Exercise prompt:
Gather each line in the entries that includes the string "color".

▬▬▬

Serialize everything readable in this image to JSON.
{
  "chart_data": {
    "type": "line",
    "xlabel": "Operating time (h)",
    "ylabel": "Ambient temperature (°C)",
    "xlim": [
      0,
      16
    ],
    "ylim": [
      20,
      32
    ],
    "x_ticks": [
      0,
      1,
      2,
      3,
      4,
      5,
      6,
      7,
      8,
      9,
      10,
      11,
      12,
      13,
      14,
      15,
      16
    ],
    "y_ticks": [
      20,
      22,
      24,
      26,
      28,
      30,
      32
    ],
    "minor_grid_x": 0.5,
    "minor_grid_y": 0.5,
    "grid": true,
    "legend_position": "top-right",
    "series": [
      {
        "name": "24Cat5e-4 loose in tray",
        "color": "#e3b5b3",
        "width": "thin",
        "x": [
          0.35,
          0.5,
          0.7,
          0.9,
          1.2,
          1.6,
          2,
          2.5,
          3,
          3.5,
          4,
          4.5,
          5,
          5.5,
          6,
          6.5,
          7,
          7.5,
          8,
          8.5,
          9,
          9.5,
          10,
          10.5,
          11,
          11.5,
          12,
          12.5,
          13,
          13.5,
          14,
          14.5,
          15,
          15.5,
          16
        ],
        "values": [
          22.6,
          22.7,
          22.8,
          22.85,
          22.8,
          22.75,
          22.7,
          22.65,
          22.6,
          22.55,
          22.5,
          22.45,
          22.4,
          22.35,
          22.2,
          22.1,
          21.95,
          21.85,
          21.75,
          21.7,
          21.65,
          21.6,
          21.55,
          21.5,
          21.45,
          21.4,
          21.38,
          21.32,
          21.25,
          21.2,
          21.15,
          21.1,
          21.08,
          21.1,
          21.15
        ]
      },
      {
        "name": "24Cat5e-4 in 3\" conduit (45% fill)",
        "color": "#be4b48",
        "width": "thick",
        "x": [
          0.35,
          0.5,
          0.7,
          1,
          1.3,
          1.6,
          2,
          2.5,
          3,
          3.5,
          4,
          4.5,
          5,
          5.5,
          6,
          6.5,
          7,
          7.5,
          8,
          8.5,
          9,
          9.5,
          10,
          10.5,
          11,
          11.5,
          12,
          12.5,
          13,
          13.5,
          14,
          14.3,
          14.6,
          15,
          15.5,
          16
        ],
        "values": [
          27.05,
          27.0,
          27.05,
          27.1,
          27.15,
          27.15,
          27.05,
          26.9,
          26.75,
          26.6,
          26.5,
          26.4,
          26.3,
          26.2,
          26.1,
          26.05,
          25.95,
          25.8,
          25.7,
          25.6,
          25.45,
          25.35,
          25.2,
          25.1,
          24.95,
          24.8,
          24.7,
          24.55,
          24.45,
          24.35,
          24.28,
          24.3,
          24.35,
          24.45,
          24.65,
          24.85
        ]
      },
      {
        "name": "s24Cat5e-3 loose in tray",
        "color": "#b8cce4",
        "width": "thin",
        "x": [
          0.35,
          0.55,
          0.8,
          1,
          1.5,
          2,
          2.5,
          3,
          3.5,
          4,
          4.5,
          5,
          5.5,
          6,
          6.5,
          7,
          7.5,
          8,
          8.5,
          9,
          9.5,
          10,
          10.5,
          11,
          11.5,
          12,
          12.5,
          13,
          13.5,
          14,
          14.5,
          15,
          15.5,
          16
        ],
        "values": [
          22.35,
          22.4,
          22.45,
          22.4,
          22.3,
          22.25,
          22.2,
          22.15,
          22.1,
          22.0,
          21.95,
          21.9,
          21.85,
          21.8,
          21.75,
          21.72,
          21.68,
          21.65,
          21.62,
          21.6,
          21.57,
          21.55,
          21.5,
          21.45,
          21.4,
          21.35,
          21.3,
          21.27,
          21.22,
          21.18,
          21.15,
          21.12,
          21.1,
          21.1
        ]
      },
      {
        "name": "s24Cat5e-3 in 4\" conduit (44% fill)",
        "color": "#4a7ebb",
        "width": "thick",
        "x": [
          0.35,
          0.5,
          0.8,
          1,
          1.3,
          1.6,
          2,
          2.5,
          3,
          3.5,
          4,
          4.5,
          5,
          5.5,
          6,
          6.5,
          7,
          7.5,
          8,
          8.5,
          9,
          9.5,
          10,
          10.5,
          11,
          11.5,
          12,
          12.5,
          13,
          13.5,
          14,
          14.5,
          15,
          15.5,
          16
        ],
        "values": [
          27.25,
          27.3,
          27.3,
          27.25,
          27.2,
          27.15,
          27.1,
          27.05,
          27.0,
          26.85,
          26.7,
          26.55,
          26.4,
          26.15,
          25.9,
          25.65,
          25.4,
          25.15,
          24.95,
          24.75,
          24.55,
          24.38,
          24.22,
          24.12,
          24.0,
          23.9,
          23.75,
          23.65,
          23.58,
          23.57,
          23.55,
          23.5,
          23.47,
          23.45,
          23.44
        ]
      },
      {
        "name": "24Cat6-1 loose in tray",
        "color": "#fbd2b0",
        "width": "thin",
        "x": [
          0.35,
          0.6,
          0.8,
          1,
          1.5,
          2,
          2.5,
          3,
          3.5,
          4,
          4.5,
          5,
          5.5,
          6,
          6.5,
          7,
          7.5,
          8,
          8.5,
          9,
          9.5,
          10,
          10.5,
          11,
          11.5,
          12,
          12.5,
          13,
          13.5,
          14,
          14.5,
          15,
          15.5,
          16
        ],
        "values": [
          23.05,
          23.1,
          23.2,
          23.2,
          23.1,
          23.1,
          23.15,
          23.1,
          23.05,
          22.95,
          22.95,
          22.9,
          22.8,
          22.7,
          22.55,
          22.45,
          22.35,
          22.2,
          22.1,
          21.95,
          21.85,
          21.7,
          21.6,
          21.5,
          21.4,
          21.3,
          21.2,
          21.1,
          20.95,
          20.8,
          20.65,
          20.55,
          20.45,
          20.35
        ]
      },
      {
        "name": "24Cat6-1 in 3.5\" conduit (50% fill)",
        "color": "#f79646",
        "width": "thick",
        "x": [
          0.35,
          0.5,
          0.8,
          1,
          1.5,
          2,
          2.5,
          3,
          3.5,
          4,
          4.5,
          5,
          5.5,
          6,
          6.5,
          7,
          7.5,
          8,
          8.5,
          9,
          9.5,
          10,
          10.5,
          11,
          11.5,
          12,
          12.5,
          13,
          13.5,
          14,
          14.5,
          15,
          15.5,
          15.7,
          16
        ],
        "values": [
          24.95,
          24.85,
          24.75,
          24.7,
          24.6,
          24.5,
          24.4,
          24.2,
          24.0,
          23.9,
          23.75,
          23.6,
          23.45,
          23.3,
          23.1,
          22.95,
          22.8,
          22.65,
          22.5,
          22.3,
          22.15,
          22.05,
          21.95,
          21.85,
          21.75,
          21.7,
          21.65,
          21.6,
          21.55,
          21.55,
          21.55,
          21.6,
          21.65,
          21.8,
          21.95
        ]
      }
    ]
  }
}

▬▬▬

Correct output:
        "color": "#e3b5b3",
        "color": "#be4b48",
        "color": "#b8cce4",
        "color": "#4a7ebb",
        "color": "#fbd2b0",
        "color": "#f79646",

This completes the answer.